#### The problem:
Indicate only the number of lines in the listing below in which the word "this" appears.

#### Available data:
=-=-=

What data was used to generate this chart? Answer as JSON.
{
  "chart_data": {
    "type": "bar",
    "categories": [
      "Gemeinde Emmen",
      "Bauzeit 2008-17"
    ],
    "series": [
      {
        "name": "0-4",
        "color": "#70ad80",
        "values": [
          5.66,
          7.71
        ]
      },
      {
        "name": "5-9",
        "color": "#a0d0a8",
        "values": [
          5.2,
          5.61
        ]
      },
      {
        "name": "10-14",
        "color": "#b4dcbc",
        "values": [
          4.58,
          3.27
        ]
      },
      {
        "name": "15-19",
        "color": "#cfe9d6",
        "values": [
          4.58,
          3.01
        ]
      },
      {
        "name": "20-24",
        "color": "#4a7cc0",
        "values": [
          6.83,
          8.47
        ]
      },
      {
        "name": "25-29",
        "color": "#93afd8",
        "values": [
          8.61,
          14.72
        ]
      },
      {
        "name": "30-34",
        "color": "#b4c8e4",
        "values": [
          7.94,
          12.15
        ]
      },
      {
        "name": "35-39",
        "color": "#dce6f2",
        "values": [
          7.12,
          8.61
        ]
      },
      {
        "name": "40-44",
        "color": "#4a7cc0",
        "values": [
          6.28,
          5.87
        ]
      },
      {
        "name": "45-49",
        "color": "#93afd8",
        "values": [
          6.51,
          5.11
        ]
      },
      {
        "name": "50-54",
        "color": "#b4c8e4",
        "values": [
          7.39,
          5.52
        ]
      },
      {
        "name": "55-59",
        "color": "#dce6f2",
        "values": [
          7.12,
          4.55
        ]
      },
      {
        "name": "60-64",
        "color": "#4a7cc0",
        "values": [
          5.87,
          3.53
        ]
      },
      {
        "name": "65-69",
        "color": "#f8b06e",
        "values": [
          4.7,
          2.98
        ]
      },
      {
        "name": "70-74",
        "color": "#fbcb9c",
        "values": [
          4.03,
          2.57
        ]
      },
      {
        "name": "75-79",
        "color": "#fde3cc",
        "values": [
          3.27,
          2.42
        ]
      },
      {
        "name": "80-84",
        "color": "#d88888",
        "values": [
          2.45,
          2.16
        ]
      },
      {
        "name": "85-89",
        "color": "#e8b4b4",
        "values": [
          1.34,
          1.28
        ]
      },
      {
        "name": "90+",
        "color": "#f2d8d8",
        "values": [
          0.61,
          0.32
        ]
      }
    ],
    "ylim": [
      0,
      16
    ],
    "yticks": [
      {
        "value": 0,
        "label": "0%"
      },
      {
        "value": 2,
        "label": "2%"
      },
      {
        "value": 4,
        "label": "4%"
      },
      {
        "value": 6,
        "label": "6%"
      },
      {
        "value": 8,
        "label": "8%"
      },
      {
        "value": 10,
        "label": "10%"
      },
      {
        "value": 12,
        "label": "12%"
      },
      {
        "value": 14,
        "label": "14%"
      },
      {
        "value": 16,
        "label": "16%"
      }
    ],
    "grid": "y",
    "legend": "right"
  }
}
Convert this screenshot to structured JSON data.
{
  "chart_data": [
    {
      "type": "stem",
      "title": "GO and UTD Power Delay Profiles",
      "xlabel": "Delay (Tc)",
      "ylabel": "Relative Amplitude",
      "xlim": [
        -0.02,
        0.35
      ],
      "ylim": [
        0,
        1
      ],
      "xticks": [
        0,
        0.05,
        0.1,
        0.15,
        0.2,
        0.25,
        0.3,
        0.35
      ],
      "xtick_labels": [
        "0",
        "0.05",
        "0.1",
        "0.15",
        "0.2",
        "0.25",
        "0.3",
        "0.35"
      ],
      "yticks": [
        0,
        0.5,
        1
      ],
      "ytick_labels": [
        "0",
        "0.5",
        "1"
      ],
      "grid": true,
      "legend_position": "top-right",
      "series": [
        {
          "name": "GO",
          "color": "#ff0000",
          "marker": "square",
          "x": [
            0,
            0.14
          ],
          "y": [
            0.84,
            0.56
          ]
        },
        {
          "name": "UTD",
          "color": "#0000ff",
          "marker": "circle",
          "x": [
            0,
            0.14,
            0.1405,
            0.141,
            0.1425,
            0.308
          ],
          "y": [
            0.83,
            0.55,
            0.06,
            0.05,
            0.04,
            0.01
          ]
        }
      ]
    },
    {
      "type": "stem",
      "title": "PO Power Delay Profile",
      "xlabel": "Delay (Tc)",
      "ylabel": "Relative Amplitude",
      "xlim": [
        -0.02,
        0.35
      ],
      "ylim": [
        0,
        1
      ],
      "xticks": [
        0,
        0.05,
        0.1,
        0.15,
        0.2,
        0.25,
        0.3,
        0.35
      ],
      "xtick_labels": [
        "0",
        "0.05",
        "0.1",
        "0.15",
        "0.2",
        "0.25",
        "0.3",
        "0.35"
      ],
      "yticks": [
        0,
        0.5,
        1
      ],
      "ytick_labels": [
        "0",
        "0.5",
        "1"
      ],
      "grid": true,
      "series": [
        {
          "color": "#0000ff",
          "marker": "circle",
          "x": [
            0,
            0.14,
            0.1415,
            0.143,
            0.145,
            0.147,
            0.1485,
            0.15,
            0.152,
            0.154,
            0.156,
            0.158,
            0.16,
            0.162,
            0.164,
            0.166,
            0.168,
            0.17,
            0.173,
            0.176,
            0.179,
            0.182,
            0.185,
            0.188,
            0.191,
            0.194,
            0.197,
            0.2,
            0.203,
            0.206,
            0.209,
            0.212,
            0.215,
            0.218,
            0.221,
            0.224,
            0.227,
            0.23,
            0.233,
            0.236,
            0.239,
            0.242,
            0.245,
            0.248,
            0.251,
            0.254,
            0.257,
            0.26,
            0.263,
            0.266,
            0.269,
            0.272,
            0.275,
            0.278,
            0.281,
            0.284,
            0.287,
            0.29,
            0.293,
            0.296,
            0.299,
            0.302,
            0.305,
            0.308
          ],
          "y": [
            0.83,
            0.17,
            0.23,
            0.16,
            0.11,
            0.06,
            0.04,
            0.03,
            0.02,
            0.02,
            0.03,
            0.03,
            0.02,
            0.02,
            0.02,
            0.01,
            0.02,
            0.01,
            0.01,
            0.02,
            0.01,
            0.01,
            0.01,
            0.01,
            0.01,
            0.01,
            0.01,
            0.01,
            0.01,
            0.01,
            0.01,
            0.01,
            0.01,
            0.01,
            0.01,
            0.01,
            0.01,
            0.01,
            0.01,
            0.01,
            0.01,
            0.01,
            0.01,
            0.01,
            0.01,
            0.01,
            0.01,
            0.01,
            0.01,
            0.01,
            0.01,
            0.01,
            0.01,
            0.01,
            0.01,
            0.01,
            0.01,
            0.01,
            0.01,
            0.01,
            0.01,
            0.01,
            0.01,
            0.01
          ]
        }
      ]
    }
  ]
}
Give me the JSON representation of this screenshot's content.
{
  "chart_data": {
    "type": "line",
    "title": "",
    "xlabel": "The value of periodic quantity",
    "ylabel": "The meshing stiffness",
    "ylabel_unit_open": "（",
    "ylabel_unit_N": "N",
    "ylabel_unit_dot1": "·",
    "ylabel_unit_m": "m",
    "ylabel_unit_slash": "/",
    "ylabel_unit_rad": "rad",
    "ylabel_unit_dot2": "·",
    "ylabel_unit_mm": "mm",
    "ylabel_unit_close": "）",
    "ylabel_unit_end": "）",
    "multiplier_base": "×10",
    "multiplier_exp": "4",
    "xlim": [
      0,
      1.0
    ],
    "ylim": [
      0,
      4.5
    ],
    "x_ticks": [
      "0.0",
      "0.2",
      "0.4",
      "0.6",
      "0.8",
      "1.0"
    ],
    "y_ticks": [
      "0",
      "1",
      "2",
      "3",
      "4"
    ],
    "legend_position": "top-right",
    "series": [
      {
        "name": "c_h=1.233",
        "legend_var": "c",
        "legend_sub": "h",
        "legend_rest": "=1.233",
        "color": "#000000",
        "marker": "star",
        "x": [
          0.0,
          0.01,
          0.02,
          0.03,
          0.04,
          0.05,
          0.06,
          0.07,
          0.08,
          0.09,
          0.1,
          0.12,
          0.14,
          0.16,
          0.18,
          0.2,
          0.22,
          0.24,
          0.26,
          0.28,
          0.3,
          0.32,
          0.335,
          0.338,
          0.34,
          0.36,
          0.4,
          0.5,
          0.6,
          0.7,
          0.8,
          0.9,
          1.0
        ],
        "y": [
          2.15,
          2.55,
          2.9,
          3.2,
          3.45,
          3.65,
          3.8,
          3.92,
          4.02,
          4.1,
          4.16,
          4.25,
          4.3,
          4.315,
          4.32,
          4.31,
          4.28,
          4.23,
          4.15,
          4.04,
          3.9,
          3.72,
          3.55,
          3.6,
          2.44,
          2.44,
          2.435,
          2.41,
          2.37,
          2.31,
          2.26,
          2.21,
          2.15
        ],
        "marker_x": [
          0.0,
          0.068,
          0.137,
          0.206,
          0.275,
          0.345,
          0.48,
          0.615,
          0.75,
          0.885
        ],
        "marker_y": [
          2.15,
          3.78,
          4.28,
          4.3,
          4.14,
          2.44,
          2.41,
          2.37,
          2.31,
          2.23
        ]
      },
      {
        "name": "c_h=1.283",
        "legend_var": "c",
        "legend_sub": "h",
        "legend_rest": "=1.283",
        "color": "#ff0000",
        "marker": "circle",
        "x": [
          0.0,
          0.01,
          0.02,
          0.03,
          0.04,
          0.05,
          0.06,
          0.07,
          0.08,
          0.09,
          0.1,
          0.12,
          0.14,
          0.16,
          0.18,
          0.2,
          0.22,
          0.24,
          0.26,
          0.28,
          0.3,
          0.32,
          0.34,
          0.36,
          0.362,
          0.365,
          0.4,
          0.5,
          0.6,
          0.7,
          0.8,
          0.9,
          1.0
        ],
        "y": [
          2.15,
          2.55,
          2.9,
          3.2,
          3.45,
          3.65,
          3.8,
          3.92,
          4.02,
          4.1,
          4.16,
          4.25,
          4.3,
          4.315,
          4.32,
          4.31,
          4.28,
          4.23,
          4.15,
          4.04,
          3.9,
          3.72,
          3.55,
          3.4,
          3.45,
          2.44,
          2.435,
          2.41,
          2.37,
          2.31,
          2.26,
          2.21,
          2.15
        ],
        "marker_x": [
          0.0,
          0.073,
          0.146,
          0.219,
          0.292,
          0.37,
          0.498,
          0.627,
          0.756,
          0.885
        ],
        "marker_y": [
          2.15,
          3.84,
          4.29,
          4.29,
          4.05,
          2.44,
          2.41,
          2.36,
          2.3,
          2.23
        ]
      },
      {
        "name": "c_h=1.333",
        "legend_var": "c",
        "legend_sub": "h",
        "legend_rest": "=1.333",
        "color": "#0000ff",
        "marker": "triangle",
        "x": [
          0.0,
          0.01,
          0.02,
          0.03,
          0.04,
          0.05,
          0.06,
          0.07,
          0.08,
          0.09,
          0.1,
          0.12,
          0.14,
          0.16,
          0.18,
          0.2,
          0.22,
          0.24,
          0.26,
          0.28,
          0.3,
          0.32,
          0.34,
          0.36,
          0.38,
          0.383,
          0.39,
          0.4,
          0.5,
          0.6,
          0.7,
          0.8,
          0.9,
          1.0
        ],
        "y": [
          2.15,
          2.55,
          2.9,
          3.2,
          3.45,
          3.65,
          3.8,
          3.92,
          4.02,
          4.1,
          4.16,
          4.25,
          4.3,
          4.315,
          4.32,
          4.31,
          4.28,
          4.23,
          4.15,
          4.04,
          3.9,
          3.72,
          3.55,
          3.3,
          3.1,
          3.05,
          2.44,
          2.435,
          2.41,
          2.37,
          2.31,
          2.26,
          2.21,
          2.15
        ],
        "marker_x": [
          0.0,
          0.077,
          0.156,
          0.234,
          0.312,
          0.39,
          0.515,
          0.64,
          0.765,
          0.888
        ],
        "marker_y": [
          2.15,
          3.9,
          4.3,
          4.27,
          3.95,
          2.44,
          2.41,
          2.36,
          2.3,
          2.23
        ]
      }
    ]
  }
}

=-=-=

#### Full answer:
3